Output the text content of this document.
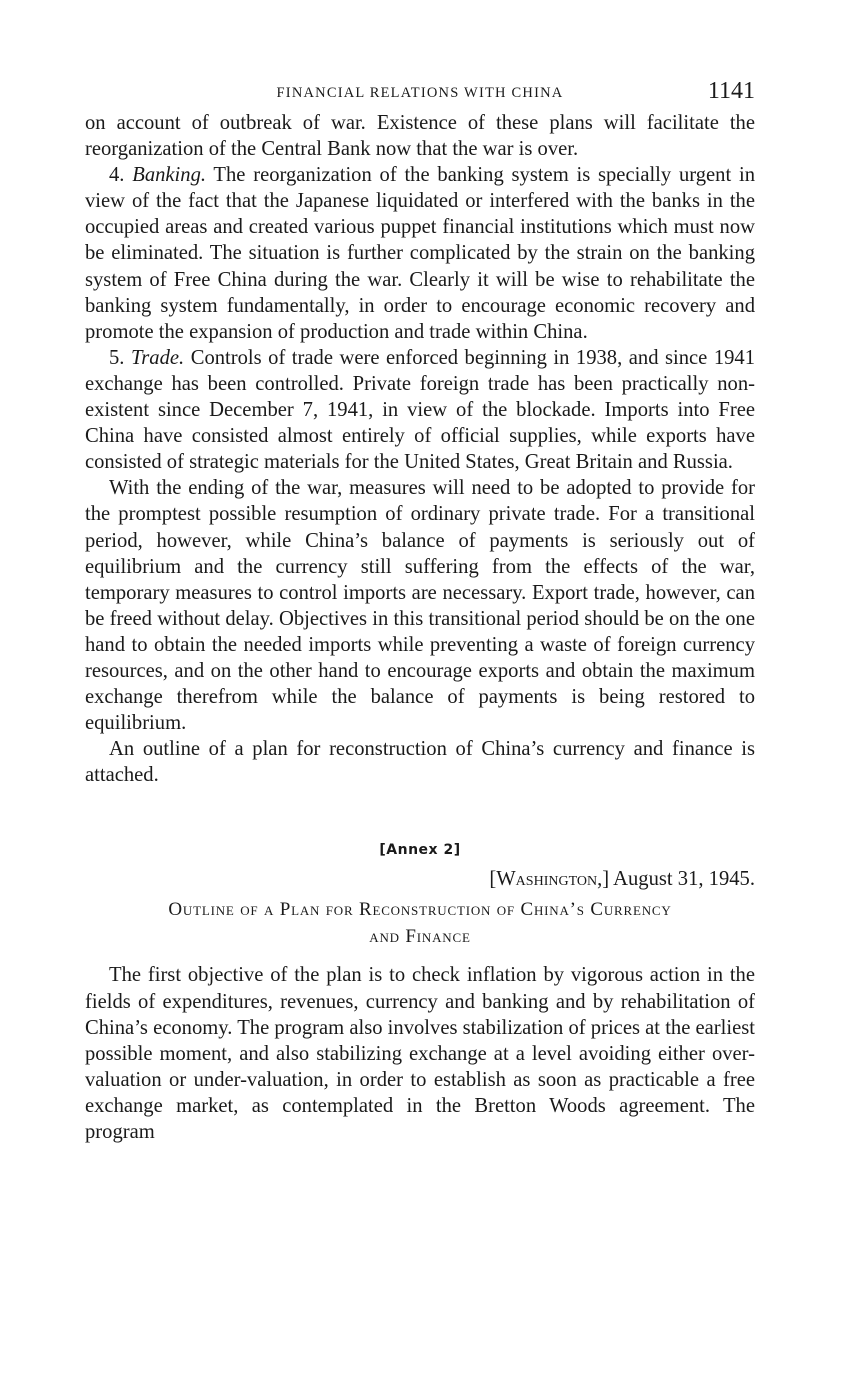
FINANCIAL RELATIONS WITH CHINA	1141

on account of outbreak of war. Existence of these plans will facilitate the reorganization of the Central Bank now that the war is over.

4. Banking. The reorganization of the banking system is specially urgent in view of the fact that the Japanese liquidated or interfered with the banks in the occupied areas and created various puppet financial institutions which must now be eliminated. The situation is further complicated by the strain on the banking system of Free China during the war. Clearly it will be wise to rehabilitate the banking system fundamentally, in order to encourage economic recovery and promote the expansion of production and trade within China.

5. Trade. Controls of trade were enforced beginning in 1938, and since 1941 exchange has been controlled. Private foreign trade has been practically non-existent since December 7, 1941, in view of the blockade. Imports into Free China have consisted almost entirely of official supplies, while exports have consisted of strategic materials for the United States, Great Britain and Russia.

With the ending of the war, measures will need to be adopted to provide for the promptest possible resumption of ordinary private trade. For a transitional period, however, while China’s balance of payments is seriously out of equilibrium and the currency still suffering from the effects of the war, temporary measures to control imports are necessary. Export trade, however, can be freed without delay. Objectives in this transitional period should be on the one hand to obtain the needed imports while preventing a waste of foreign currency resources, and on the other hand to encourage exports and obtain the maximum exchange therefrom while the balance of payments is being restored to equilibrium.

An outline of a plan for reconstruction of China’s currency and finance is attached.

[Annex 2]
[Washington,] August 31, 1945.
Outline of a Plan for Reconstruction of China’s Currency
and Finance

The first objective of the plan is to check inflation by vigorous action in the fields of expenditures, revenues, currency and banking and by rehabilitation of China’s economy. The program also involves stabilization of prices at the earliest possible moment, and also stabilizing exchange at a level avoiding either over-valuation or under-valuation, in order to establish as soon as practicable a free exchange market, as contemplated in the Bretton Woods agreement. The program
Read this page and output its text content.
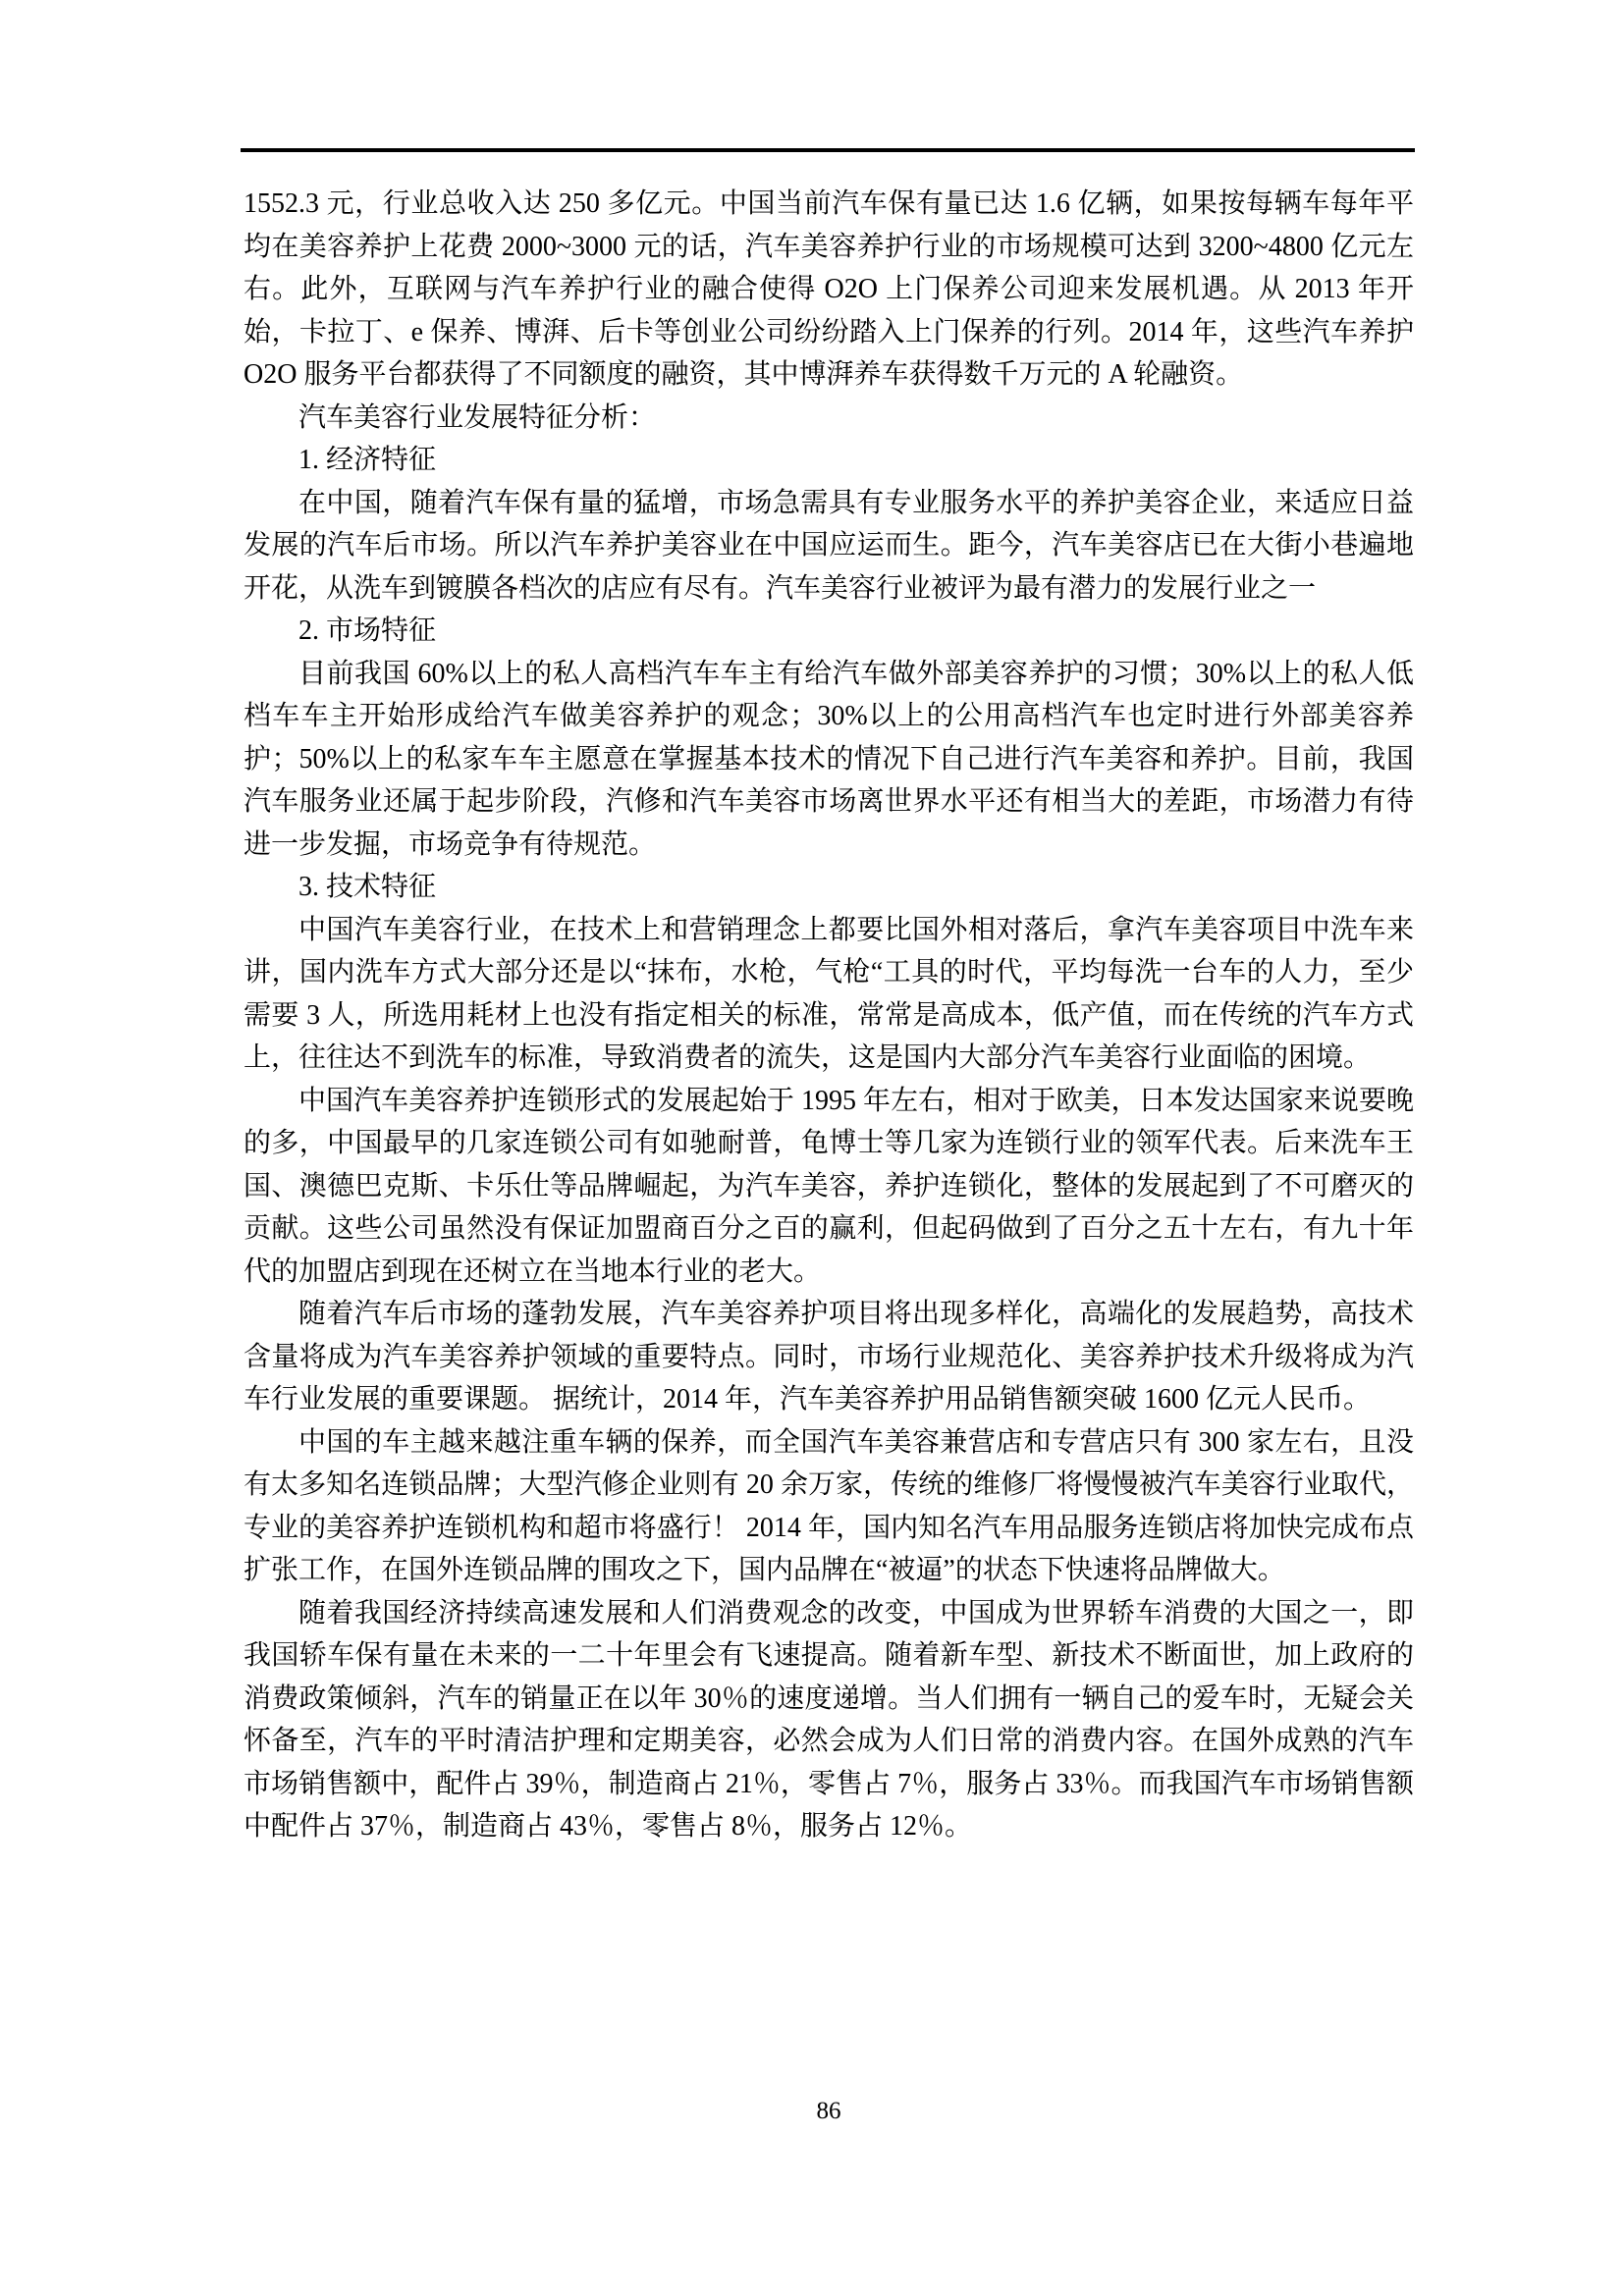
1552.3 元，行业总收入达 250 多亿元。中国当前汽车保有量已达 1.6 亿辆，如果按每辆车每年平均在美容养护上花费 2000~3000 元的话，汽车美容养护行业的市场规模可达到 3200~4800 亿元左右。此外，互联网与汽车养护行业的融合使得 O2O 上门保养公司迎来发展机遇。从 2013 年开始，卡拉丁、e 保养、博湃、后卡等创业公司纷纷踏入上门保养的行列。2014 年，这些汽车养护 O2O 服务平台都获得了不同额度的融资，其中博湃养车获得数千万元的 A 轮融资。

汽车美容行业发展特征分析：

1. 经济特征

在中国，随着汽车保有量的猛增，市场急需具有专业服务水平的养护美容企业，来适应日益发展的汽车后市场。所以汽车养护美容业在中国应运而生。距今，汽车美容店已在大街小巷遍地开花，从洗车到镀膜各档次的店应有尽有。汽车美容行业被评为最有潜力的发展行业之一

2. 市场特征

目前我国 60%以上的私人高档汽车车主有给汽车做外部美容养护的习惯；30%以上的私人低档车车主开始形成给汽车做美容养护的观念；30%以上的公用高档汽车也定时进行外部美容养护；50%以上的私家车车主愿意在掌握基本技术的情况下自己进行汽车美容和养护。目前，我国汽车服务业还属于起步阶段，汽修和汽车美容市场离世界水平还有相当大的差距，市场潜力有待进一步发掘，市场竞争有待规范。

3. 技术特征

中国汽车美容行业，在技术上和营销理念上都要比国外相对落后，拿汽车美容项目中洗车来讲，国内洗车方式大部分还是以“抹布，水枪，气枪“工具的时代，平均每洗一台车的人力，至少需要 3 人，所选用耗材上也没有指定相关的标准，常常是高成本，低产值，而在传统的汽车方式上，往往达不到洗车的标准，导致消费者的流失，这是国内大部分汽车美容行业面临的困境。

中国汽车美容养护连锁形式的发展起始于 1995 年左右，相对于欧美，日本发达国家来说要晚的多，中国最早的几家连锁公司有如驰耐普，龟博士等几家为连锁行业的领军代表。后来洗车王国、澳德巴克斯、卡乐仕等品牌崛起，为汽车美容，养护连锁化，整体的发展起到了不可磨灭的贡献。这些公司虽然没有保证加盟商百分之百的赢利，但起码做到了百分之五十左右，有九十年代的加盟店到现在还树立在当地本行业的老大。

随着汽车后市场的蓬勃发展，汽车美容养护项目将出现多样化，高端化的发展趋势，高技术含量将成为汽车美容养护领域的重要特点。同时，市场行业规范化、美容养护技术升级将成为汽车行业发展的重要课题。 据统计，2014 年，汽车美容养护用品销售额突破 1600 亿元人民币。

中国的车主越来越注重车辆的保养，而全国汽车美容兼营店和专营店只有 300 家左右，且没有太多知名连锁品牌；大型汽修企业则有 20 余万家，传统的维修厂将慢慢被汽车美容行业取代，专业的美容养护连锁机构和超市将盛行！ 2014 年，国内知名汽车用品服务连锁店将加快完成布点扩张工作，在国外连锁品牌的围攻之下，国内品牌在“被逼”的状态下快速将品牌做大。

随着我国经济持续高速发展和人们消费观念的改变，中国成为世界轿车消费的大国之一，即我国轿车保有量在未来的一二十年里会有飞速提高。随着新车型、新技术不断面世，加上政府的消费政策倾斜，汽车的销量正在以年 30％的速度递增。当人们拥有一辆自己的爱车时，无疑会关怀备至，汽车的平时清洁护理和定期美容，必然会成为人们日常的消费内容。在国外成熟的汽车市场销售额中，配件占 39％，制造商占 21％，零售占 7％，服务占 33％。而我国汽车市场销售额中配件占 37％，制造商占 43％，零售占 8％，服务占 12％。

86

○ ○ ○ ○ ○ ○ ○

» **Written instruction**:
Go through the material line by line. Show each line that contains the string "content".

» **Output below**:
Output the text content of this document.
Read this page and output its text content.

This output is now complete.